• _STATED EXERCISE_: Lines containing the word "this" are to be located and copied.

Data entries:
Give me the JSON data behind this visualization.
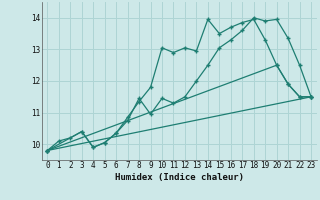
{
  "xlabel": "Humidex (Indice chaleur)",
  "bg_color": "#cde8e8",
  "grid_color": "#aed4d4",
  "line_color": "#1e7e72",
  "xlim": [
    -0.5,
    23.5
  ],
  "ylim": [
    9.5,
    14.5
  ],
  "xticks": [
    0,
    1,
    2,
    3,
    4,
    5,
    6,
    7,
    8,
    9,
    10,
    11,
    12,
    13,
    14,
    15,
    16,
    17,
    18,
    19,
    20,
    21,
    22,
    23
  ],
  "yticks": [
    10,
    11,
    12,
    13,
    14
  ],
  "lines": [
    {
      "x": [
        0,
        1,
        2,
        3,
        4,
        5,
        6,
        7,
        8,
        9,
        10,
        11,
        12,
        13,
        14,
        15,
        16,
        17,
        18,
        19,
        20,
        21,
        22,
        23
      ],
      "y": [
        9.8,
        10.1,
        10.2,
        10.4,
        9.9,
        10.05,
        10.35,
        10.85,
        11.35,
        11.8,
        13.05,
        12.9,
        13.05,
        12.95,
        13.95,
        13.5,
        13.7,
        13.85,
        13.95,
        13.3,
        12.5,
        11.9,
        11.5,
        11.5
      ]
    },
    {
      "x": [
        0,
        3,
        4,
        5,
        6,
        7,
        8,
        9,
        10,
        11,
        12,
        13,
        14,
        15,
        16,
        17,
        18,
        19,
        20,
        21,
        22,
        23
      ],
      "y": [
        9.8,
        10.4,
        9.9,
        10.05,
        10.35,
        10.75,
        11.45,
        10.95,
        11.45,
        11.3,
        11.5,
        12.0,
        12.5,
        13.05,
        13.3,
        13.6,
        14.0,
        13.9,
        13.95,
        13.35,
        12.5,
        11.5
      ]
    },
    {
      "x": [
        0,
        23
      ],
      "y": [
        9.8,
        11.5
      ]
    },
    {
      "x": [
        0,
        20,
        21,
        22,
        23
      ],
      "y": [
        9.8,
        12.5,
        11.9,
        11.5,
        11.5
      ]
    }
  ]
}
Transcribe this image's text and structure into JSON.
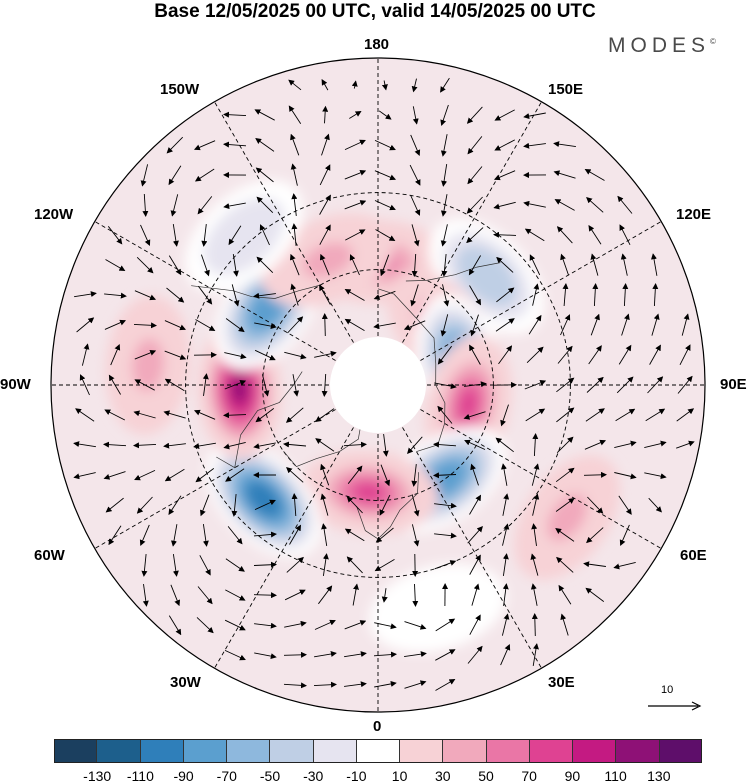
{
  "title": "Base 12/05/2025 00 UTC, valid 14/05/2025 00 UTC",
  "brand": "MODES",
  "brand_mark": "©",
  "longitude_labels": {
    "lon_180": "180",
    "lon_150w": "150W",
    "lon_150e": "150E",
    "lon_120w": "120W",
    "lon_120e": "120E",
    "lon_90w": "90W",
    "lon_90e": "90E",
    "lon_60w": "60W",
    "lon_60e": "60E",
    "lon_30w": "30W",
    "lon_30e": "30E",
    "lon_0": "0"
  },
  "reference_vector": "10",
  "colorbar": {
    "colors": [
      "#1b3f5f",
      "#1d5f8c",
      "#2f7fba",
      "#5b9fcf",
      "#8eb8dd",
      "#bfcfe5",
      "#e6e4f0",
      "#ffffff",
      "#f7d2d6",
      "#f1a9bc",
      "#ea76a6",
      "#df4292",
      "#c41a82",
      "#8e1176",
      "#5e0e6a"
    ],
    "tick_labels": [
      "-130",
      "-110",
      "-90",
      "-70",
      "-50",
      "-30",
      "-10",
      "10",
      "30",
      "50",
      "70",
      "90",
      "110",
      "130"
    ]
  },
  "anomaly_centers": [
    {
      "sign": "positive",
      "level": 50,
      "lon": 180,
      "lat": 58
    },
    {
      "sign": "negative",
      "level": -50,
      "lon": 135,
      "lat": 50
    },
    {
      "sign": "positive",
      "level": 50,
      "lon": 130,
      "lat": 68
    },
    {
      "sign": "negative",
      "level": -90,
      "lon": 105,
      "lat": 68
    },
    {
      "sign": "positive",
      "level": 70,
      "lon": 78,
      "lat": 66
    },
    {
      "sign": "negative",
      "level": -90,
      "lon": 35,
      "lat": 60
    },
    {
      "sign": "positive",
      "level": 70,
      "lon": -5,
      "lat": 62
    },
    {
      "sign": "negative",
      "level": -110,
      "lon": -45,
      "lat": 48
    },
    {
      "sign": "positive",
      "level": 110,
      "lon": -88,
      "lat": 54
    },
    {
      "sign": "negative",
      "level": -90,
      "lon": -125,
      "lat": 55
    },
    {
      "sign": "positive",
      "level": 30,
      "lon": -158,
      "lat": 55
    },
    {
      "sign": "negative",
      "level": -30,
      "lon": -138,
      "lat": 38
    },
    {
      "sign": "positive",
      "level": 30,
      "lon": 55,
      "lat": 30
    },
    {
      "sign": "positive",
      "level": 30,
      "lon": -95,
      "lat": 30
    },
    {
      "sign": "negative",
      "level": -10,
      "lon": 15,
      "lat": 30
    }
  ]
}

• _SOLVED PROBLEM_:
Give me the JSON data behind this visualization.
Transcribe this image's text and structure into JSON.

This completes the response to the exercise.